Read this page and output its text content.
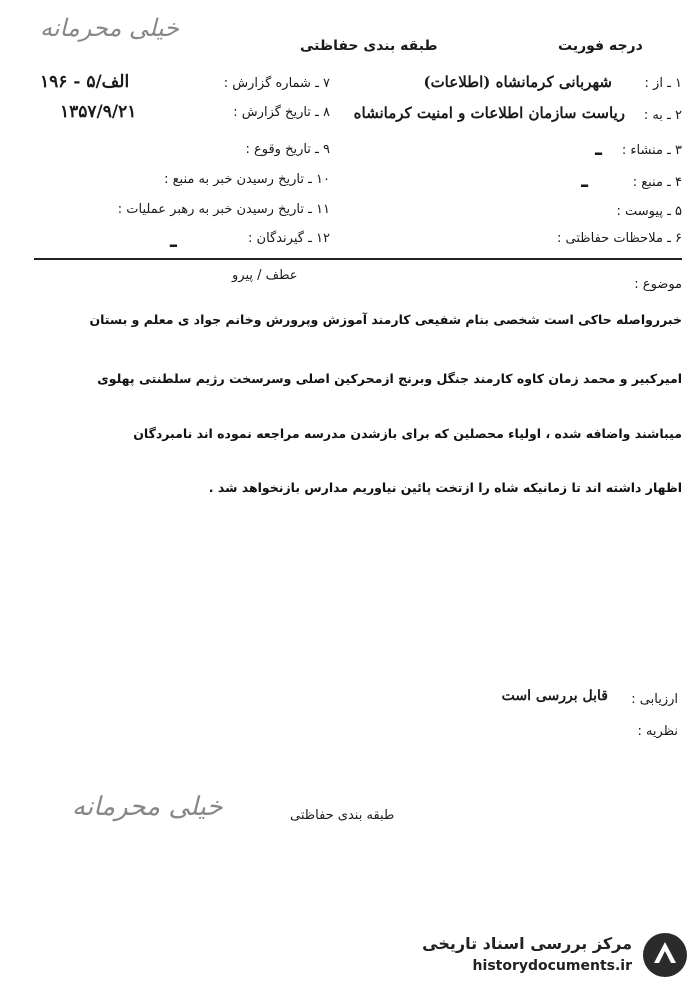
خیلی محرمانه
طبقه بندی حفاظتی	درجه فوریت
۷ ـ شماره گزارش :
الف/۵ - ۱۹۶
۸ ـ تاریخ گزارش :
۱۳۵۷/۹/۲۱
۹ ـ تاریخ وقوع :
۱۰ ـ تاریخ رسیدن خبر به منبع :
۱۱ ـ تاریخ رسیدن خبر به رهبر عملیات :
۱۲ ـ گیرندگان :
ـ
۱ ـ از :
شهربانی کرمانشاه (اطلاعات)
۲ ـ به :
ریاست سازمان اطلاعات و امنیت کرمانشاه
۳ ـ منشاء :
ـ
۴ ـ منبع :
ـ
۵ ـ پیوست :
۶ ـ ملاحظات حفاظتی :
موضوع :
عطف / پیرو
خبررواصله حاکی است شخصی بنام شفیعی کارمند آموزش وپرورش وخانم جواد ی معلم و بستان
امیرکبیر و محمد زمان کاوه کارمند جنگل وبرنج ازمحرکین اصلی وسرسخت رژیم سلطنتی پهلوی
میباشند واضافه شده ، اولیاء محصلین که برای بازشدن مدرسه مراجعه نموده اند نامبردگان
اظهار داشته اند تا زمانیکه شاه را ازتخت پائین نیاوریم مدارس بازنخواهد شد .
ارزیابی :
قابل بررسی است
نظریه :
خیلی محرمانه	طبقه بندی حفاظتی
مرکز بررسی اسناد تاریخی
historydocuments.ir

THE TASK
Extract all the data above exactly, excluding every picture.

TASK RESULT
Read this page and output its text content.
خیلی محرمانه
طبقه بندی حفاظتی	درجه فوریت
۷ ـ شماره گزارش :
الف/۵ - ۱۹۶
۸ ـ تاریخ گزارش :
۱۳۵۷/۹/۲۱
۹ ـ تاریخ وقوع :
۱۰ ـ تاریخ رسیدن خبر به منبع :
۱۱ ـ تاریخ رسیدن خبر به رهبر عملیات :
۱۲ ـ گیرندگان :
ـ
۱ ـ از :
شهربانی کرمانشاه (اطلاعات)
۲ ـ به :
ریاست سازمان اطلاعات و امنیت کرمانشاه
۳ ـ منشاء :
ـ
۴ ـ منبع :
ـ
۵ ـ پیوست :
۶ ـ ملاحظات حفاظتی :
موضوع :
عطف / پیرو
خبررواصله حاکی است شخصی بنام شفیعی کارمند آموزش وپرورش وخانم جواد ی معلم و بستان
امیرکبیر و محمد زمان کاوه کارمند جنگل وبرنج ازمحرکین اصلی وسرسخت رژیم سلطنتی پهلوی
میباشند واضافه شده ، اولیاء محصلین که برای بازشدن مدرسه مراجعه نموده اند نامبردگان
اظهار داشته اند تا زمانیکه شاه را ازتخت پائین نیاوریم مدارس بازنخواهد شد .
ارزیابی :
قابل بررسی است
نظریه :
خیلی محرمانه	طبقه بندی حفاظتی
مرکز بررسی اسناد تاریخی
historydocuments.ir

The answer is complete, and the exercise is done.